### [Exercise aim]
The exercise asks you to copy every line below in which "title" appears.

### [Figure dataset records]
>>>>>
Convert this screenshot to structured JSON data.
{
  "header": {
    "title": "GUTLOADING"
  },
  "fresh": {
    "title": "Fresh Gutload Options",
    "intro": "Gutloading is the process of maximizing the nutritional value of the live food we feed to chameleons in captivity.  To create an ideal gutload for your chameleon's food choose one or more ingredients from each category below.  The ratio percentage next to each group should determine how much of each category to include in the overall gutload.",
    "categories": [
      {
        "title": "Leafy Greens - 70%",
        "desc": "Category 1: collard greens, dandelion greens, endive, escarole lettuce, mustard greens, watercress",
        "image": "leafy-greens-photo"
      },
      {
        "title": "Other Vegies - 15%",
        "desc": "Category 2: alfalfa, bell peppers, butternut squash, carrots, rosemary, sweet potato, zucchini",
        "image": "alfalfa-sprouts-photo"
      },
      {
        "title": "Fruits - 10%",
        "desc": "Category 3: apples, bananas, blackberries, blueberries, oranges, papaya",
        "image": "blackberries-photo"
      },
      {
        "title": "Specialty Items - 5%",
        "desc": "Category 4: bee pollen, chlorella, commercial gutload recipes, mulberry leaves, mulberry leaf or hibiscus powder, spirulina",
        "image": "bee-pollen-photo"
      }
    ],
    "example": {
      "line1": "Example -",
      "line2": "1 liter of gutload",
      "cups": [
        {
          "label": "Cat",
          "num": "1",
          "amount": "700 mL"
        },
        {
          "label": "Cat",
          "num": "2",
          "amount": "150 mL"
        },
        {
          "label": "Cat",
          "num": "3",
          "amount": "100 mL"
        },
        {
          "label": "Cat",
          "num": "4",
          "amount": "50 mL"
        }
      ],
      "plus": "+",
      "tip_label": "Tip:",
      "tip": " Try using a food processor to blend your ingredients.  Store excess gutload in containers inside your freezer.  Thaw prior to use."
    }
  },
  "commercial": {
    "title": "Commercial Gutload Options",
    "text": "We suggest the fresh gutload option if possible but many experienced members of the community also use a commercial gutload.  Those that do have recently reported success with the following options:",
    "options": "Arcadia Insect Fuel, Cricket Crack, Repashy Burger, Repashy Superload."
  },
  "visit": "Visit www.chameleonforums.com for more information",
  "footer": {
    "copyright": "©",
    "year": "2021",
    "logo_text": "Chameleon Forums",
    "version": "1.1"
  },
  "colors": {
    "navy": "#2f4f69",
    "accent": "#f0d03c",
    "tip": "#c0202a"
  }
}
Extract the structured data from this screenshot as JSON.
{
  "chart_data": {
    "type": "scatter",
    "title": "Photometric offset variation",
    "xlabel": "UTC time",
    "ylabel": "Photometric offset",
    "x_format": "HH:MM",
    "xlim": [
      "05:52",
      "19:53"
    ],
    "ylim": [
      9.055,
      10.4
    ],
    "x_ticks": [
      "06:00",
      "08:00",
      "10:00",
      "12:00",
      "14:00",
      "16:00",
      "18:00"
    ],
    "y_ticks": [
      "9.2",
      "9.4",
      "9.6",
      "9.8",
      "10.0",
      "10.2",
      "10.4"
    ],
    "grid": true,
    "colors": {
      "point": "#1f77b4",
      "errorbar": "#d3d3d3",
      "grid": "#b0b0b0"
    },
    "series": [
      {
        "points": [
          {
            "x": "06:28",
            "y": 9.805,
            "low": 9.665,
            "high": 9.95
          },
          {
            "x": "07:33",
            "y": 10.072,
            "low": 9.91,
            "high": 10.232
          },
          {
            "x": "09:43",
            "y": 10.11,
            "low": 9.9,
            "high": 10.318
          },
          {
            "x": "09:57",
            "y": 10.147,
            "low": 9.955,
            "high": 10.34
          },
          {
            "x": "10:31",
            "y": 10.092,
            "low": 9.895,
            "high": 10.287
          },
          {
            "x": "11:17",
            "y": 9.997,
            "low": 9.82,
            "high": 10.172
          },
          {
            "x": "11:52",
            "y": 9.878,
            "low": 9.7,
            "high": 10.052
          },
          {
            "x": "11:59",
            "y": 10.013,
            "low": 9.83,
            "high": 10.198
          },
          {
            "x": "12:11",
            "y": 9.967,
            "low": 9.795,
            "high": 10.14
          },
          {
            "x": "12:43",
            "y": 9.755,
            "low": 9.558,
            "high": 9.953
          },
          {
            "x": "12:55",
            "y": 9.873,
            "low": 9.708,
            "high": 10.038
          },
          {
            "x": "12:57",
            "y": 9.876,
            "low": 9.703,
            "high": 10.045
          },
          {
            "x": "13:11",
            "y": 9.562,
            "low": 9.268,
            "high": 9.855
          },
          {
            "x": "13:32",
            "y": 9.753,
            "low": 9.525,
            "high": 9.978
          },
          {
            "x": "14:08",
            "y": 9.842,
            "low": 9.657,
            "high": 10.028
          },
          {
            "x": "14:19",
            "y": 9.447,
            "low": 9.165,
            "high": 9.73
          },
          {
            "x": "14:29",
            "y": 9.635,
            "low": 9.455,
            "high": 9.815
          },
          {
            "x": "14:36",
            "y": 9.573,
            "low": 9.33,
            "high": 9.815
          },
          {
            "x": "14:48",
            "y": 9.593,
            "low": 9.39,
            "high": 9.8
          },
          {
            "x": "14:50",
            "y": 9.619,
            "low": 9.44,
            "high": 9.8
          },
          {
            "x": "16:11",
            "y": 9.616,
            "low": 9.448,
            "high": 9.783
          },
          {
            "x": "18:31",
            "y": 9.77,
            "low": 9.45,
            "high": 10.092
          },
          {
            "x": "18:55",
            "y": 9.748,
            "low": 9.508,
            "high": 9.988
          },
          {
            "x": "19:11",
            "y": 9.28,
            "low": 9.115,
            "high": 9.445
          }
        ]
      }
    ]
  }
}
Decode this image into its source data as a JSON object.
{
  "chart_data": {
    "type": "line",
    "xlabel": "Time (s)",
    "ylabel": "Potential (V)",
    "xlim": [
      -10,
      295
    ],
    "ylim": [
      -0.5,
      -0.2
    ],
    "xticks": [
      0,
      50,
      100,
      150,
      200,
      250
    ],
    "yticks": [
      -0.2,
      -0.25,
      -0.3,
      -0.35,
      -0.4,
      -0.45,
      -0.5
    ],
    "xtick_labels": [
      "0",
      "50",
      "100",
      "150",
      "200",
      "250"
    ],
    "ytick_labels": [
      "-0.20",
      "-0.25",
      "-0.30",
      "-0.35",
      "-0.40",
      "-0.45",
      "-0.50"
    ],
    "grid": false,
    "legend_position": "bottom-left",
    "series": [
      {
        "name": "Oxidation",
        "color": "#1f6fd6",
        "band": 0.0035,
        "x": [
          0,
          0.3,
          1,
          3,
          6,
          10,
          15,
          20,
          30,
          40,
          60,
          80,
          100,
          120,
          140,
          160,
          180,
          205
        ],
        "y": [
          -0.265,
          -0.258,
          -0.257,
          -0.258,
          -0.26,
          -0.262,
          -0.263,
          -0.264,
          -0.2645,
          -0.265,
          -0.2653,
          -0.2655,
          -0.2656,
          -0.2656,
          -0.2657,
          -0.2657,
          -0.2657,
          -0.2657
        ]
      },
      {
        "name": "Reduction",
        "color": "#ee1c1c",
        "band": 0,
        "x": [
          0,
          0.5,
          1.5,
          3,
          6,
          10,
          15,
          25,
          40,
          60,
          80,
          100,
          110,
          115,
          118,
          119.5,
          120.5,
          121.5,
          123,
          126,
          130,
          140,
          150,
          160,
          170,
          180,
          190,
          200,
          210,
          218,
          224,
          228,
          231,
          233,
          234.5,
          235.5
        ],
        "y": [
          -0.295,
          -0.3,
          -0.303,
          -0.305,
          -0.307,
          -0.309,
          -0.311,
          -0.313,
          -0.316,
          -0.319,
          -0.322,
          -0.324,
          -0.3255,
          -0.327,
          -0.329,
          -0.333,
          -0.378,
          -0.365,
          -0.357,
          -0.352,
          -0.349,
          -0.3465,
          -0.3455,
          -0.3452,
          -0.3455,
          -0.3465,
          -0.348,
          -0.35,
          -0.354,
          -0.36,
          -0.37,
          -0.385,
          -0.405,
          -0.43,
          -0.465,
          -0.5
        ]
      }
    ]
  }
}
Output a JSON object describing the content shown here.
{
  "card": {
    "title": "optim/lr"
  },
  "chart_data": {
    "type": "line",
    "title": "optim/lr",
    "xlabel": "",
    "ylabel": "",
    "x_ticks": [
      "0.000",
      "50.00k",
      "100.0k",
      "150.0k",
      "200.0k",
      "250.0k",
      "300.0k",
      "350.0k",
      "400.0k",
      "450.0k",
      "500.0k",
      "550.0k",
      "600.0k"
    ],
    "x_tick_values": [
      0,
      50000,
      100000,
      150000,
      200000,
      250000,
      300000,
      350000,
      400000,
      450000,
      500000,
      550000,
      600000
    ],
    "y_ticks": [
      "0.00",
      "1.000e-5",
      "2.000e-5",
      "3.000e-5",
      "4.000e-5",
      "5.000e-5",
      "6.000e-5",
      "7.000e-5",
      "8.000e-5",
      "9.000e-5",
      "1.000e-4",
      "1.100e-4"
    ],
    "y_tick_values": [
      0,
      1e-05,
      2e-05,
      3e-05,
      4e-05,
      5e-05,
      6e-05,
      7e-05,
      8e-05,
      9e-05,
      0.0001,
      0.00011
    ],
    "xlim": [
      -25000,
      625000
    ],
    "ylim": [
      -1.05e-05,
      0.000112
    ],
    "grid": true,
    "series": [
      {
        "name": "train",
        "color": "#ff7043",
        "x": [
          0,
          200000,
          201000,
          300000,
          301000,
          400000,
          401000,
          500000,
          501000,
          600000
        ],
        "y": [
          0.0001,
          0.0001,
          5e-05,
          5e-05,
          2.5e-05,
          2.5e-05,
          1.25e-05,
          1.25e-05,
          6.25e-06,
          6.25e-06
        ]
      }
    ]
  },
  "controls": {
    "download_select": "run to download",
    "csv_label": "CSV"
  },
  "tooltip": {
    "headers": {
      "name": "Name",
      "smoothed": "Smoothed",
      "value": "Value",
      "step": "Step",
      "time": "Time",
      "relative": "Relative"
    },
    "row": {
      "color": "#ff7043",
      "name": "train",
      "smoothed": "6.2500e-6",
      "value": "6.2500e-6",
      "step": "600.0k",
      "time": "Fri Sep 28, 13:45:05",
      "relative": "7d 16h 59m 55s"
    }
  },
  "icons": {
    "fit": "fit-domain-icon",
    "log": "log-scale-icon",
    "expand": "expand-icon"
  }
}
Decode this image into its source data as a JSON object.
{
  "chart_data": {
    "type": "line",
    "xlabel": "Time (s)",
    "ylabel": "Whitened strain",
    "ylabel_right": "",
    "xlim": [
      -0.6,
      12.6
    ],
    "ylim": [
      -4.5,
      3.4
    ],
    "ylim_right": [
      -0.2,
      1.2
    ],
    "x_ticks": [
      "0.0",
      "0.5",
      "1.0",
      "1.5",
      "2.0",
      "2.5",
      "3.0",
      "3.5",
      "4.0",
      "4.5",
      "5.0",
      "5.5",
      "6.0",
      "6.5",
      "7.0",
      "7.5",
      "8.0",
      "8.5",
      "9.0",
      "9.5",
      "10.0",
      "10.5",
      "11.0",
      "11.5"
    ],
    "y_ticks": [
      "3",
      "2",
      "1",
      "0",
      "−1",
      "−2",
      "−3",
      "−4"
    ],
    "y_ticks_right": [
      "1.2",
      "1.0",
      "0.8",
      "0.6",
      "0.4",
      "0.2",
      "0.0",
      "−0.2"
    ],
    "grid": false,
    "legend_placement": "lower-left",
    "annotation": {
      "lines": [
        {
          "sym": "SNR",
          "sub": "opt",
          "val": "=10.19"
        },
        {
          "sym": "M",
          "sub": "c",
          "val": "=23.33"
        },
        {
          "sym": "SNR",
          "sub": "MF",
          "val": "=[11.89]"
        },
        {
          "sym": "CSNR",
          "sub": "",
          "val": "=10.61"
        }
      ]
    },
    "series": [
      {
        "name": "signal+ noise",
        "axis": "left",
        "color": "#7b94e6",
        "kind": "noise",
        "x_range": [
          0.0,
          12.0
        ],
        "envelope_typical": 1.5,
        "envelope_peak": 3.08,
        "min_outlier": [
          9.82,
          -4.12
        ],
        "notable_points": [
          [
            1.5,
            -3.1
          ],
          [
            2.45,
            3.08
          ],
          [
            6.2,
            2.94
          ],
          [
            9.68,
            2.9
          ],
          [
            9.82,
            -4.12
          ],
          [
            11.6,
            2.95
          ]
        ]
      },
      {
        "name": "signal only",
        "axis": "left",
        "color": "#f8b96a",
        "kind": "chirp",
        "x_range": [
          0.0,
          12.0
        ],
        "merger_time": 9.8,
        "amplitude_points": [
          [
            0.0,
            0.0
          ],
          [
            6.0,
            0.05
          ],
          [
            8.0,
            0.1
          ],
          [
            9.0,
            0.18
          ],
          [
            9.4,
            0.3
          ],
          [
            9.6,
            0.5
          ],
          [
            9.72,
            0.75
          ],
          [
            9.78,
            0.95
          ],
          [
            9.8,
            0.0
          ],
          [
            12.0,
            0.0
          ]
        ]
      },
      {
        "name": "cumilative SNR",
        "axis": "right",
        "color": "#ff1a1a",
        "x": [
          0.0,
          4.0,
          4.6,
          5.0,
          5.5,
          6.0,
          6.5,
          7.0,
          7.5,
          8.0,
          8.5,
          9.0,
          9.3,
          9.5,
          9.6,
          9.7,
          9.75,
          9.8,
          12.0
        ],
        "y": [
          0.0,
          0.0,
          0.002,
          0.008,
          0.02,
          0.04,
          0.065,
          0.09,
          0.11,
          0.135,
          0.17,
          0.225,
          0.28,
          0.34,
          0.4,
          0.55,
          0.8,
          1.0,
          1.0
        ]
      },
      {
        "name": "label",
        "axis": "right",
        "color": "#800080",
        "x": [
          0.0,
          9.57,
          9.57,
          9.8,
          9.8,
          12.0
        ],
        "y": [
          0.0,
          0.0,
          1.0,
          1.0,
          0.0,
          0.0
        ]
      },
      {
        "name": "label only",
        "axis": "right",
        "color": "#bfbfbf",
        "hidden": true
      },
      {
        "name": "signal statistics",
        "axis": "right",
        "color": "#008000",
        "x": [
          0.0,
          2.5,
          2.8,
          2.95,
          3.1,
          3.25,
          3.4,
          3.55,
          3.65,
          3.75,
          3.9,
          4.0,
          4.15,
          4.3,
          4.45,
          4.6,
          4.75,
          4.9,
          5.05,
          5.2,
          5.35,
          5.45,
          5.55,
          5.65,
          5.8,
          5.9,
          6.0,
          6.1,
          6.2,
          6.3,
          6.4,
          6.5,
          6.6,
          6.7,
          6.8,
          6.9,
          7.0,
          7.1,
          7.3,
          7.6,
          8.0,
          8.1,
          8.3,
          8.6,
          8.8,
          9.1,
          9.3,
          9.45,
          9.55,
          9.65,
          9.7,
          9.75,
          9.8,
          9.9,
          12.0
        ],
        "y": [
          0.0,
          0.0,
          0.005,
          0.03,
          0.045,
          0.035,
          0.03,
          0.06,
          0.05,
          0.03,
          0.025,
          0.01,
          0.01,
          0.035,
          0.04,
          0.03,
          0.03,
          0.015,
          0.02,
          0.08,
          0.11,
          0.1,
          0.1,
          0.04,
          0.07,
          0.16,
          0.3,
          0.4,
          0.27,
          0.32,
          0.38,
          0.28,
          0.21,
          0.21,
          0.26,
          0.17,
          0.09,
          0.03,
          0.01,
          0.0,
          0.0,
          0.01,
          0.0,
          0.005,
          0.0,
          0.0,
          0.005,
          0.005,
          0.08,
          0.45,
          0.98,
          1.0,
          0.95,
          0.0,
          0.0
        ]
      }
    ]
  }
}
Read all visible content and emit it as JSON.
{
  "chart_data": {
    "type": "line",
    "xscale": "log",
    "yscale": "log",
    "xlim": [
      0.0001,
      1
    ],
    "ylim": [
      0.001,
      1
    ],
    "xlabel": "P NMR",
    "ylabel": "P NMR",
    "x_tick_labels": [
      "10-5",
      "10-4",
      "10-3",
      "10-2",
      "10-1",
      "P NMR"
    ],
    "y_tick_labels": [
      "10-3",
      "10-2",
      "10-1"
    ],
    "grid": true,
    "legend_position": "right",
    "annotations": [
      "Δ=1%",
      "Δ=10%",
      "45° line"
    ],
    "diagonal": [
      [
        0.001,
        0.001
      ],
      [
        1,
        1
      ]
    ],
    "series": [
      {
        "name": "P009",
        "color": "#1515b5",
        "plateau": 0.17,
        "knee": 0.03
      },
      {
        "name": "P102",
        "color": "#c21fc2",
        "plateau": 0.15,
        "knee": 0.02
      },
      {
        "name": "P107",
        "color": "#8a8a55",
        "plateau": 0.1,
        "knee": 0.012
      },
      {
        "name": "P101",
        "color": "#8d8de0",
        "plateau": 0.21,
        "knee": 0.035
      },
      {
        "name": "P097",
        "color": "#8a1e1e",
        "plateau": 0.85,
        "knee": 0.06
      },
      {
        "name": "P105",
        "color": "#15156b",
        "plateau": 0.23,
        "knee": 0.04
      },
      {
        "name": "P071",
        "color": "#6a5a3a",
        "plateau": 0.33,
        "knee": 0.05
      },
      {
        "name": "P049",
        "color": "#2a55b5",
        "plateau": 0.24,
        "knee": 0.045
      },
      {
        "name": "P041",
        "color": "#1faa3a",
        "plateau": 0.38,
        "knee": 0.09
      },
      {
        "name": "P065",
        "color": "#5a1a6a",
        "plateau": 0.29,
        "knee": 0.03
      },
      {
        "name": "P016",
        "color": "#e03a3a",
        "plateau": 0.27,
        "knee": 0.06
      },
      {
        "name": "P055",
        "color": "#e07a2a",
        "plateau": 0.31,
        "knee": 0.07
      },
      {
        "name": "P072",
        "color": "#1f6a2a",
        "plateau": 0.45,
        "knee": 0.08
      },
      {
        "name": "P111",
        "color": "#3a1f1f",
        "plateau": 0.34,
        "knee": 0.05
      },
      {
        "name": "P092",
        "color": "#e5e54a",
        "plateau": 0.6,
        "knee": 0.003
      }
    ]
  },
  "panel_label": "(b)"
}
<<<<<
### [Full response]
    "title": "GUTLOADING"
    "title": "Fresh Gutload Options",
        "title": "Leafy Greens - 70%",
        "title": "Other Vegies - 15%",
        "title": "Fruits - 10%",
        "title": "Specialty Items - 5%",
    "title": "Commercial Gutload Options",
    "title": "Photometric offset variation",
    "title": "optim/lr"
    "title": "optim/lr",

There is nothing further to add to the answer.